### Work to complete
Where a line holds "الجوف", copy it.

Dataset items
════════════════════

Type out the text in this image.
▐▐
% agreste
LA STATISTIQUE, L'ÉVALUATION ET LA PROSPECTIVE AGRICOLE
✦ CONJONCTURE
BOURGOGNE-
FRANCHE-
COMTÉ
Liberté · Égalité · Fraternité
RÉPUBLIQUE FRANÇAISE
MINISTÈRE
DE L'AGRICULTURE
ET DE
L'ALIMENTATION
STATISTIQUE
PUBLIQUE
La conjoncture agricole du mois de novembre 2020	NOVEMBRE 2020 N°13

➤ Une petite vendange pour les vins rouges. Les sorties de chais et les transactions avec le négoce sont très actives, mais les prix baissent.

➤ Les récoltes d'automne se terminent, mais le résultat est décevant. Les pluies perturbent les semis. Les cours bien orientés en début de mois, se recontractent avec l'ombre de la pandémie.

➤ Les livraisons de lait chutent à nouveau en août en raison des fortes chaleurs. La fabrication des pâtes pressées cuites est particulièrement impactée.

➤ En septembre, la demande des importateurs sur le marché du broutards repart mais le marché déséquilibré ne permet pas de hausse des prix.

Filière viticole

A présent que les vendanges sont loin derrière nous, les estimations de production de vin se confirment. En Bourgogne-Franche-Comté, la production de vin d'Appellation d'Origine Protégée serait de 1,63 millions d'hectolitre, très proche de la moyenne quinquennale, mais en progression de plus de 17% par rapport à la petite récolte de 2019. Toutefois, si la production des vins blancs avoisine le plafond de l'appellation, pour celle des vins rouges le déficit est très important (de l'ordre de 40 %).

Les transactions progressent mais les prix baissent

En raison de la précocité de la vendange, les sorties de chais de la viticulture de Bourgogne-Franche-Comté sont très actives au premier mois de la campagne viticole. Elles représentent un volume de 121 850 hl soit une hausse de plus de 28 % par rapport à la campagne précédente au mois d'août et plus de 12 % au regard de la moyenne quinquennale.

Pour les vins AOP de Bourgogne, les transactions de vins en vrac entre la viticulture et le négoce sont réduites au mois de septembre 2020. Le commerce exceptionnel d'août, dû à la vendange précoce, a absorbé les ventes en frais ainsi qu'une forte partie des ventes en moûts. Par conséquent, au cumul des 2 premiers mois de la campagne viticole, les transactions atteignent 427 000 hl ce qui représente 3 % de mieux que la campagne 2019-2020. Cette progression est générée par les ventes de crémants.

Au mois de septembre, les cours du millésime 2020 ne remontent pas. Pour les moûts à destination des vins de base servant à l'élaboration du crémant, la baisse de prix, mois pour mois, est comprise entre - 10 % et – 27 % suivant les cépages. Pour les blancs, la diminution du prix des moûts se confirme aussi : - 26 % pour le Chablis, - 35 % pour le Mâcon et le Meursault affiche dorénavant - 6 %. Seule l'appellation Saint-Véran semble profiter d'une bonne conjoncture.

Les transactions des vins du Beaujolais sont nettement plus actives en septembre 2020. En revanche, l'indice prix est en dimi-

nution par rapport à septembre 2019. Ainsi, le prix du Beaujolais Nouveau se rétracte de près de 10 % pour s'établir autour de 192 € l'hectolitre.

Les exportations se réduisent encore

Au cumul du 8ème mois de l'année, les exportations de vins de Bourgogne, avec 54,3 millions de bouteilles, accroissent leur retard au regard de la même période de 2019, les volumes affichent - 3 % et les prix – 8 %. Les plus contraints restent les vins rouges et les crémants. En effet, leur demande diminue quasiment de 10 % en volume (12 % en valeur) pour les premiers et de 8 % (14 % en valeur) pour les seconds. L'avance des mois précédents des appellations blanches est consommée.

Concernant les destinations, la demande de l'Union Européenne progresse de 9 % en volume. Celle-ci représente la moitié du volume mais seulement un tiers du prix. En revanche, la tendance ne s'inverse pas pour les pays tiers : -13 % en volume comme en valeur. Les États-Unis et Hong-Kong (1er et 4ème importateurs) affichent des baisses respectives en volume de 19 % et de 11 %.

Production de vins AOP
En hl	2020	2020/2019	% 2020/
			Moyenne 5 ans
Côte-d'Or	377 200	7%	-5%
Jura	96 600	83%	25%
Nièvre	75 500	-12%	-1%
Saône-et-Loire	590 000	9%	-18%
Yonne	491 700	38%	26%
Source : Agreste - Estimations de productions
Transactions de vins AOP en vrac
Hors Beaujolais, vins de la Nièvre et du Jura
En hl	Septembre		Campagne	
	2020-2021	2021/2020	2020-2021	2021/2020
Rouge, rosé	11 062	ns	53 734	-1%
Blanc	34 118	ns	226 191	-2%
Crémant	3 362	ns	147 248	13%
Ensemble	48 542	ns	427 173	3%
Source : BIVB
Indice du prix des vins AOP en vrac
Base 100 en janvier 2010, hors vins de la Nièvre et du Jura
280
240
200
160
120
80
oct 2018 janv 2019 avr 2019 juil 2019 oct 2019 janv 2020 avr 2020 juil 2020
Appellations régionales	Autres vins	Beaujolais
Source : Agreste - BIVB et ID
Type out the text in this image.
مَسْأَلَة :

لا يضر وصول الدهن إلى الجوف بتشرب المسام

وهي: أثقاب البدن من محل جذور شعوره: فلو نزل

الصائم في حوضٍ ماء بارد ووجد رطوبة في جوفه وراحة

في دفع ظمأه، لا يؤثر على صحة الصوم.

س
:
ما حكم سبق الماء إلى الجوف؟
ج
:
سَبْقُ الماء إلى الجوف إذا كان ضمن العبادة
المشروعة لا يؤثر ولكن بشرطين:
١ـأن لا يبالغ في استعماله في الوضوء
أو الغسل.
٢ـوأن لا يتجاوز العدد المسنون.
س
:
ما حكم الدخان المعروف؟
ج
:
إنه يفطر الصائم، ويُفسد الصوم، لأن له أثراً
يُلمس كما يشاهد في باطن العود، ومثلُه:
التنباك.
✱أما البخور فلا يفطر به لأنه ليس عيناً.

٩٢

════════════════════

### Output
لا يضر وصول الدهن إلى الجوف بتشرب المسام
ما حكم سبق الماء إلى الجوف؟
سَبْقُ الماء إلى الجوف إذا كان ضمن العبادة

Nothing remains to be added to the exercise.